Input:
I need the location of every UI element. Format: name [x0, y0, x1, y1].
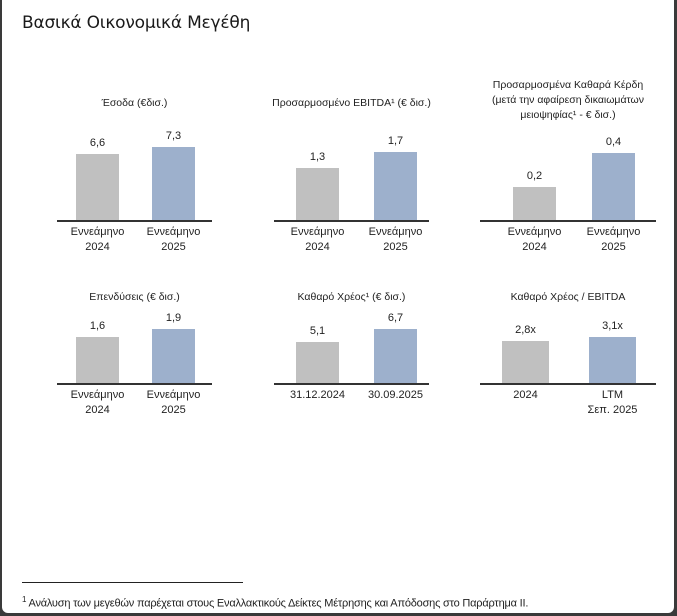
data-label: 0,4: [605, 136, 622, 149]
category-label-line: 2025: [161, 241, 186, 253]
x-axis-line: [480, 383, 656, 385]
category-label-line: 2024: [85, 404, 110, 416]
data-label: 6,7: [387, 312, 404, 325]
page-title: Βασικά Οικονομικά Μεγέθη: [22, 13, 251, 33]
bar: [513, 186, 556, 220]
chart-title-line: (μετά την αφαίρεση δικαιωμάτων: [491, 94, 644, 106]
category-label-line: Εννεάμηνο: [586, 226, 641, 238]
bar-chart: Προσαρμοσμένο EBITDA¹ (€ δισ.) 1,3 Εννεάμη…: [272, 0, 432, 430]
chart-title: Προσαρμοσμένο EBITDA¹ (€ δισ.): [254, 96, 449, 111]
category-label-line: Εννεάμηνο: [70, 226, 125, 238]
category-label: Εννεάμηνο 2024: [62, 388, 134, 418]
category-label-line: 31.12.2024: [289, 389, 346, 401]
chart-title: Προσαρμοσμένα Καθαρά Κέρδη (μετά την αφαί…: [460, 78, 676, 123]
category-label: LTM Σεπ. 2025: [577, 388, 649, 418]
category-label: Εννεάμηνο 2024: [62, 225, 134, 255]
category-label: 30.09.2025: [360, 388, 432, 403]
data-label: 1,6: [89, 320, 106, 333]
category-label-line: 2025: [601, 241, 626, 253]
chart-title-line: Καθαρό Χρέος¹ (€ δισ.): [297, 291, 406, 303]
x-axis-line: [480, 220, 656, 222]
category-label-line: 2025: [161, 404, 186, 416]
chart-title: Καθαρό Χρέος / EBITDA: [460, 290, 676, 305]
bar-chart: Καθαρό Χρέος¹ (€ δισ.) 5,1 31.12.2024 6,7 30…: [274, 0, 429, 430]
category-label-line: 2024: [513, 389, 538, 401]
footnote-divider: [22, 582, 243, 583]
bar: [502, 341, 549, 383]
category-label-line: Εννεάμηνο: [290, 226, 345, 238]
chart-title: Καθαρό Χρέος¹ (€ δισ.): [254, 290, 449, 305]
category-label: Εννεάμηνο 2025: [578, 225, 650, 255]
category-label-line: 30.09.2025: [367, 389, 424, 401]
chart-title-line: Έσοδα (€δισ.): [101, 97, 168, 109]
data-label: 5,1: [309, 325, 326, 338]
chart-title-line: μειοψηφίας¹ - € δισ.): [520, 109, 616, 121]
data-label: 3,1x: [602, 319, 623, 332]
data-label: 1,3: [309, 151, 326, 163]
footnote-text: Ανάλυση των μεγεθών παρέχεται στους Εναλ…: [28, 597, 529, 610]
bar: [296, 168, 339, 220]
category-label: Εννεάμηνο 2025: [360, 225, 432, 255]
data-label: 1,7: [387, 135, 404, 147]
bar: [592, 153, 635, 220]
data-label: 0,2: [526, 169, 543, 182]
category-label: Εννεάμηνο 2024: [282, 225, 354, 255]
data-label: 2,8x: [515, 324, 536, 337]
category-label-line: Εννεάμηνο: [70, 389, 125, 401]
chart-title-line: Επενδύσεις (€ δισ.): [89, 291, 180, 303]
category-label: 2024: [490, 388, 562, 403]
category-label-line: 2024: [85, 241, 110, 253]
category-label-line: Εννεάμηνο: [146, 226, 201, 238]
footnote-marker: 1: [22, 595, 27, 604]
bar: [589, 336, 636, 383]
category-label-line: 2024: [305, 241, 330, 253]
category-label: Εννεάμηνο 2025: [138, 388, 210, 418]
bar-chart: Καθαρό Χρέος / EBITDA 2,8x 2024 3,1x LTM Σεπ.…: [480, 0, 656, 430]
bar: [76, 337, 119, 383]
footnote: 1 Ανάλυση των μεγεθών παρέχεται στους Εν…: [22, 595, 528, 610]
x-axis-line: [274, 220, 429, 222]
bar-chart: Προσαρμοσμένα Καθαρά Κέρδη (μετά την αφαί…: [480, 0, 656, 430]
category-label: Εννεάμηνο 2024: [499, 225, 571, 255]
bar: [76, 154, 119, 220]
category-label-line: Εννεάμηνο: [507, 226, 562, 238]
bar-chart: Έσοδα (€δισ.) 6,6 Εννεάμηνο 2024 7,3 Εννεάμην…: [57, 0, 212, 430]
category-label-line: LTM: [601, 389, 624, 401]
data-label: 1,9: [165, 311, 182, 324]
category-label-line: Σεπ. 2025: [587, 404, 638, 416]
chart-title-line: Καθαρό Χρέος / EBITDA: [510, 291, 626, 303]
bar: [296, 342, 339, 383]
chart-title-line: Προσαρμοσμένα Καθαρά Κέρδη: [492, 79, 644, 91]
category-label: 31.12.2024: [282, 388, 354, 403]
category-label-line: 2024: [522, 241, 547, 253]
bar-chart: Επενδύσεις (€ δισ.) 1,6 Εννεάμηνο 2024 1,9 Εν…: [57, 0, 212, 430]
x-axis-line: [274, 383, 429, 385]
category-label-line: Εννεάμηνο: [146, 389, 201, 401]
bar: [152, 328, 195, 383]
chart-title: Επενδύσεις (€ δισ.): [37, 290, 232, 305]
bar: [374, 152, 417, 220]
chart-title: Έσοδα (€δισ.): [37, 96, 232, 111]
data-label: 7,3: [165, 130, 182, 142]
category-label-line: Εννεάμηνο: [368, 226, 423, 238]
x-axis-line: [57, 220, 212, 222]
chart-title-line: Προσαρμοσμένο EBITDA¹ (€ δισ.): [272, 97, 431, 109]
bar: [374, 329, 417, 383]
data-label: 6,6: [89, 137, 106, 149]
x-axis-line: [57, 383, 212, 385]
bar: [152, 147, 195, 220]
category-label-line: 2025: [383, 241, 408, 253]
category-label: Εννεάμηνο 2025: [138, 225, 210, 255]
...
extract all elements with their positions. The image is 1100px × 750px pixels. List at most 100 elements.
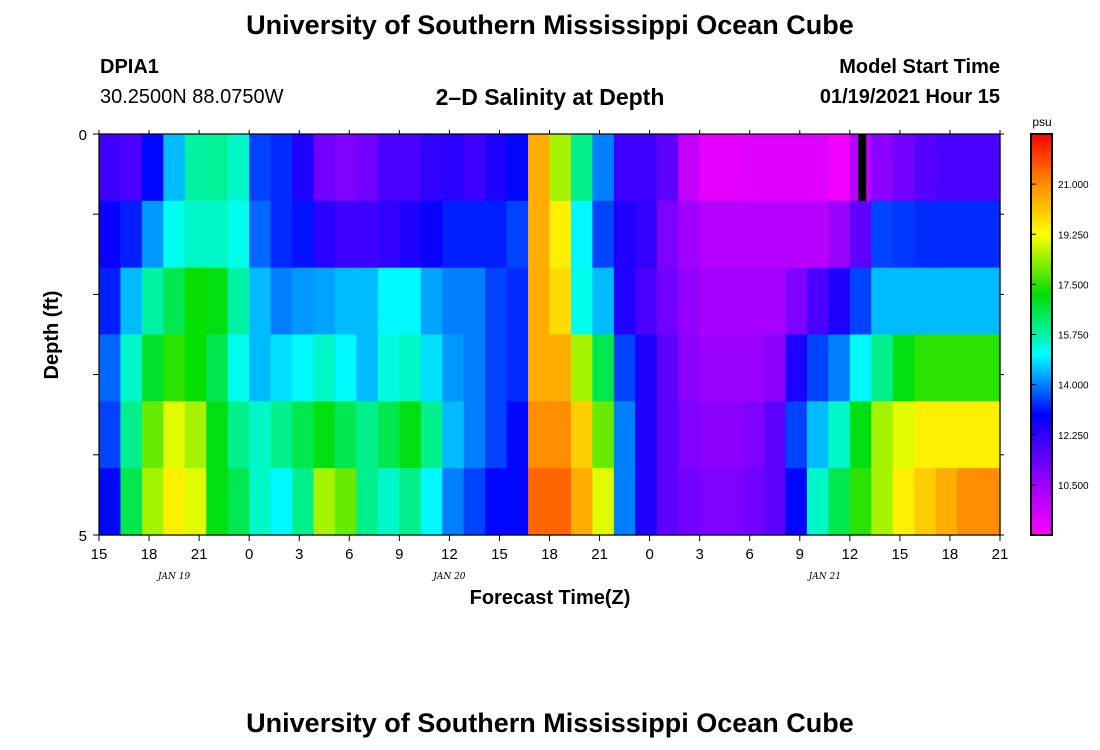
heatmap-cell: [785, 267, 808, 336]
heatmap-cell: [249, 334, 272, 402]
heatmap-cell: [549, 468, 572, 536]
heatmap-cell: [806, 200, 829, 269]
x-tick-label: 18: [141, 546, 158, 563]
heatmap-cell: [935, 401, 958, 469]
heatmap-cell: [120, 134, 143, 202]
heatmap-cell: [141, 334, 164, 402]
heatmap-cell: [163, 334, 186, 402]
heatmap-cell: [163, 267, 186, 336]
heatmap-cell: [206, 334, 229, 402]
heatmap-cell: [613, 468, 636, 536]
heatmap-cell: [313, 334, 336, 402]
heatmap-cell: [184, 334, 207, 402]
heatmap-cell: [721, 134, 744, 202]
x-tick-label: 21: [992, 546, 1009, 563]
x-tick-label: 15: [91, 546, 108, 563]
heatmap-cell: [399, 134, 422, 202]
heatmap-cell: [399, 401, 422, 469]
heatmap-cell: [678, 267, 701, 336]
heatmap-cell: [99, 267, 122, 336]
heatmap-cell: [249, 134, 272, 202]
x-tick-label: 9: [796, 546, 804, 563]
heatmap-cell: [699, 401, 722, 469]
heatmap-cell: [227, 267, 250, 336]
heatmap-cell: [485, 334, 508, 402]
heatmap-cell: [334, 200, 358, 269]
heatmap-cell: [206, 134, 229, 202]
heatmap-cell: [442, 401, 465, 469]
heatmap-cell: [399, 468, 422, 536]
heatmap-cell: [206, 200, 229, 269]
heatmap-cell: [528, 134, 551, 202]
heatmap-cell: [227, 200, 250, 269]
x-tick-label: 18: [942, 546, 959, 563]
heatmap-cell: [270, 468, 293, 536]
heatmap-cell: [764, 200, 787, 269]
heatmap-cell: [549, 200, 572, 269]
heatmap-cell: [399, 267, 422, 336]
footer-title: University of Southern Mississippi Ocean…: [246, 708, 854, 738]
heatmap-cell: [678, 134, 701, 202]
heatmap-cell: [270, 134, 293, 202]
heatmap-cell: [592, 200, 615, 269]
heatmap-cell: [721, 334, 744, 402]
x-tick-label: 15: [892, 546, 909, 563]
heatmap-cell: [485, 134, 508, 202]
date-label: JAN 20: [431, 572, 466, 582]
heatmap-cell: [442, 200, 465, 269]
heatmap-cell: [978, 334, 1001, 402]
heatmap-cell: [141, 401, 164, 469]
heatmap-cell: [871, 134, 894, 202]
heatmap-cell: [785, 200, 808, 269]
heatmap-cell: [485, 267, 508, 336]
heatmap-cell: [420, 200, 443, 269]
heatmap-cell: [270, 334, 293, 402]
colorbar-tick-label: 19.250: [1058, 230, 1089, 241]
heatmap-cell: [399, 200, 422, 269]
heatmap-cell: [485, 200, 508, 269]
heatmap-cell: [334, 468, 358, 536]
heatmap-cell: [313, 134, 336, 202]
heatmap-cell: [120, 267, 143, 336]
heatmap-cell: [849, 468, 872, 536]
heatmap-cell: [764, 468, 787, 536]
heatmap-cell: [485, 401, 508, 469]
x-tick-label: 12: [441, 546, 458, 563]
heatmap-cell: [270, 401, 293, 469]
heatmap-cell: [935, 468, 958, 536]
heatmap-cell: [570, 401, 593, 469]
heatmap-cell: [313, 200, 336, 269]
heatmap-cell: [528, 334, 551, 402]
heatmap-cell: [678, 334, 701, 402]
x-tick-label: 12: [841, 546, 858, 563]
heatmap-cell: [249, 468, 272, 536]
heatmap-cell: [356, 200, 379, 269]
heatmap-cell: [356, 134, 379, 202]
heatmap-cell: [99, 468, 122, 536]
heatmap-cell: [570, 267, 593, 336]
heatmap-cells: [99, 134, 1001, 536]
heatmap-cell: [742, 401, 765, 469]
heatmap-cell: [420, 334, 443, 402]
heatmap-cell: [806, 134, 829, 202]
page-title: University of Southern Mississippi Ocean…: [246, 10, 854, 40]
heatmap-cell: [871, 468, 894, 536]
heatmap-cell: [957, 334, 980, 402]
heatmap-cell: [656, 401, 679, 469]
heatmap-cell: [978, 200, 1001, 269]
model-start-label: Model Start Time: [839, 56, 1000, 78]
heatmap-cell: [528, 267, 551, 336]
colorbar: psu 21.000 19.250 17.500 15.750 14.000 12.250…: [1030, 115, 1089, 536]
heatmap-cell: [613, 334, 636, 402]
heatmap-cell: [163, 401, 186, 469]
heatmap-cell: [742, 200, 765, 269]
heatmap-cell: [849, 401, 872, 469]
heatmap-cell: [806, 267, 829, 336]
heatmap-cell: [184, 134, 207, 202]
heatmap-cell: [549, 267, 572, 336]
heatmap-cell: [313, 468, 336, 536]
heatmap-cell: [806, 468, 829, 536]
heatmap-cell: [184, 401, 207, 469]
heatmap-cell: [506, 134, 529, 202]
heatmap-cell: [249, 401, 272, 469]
...
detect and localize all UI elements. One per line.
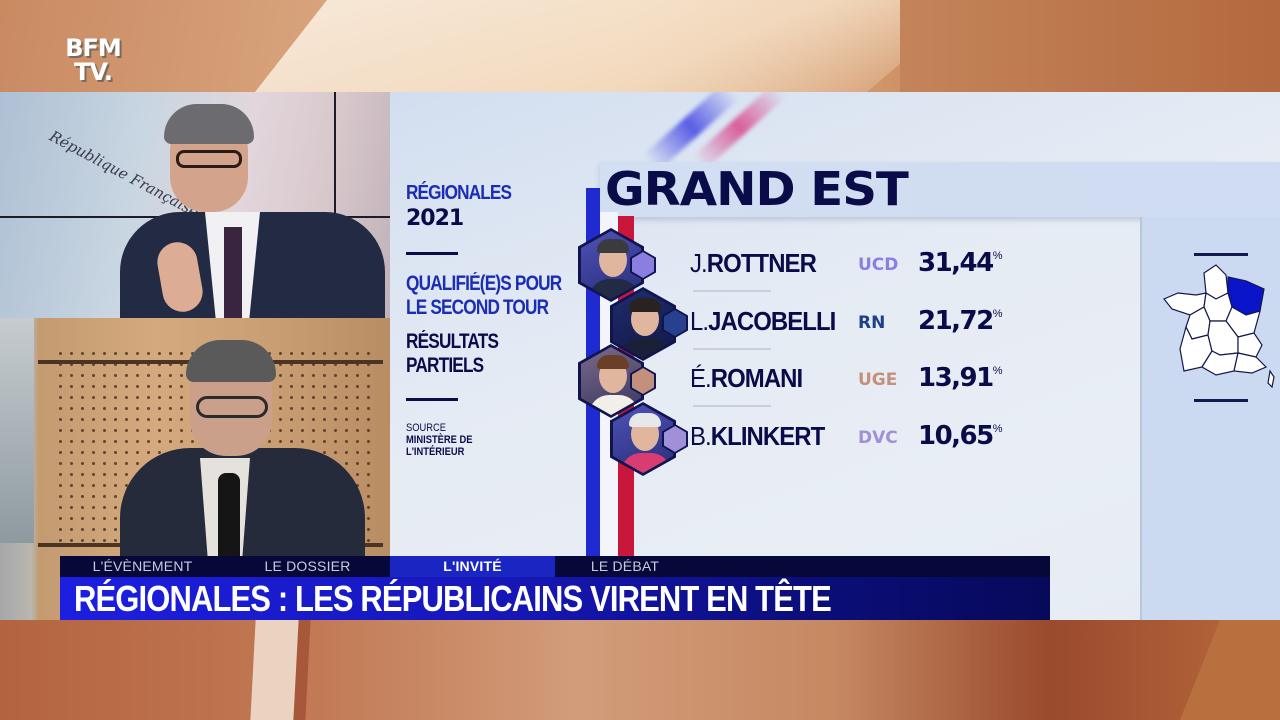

Written request:
Put the part of the entries that opens with the line containing "extract all elements" and closes with the line containing "x-tick-label: 18: [141, 546, 158, 563]", both lines included, into a Markdown table with the columns Row and Line, one numbered row per line. Skip blank lines and leave out the picture.

The output:
| Row | Line |
|---|---|
| 1 | extract all elements with their positions. The image is 1100px × 750px pixels. List at most 100 elements. |
| 2 | heatmap-cell: [785, 267, 808, 336] |
| 3 | heatmap-cell: [249, 334, 272, 402] |
| 4 | heatmap-cell: [549, 468, 572, 536] |
| 5 | heatmap-cell: [806, 200, 829, 269] |
| 6 | x-tick-label: 18: [141, 546, 158, 563] |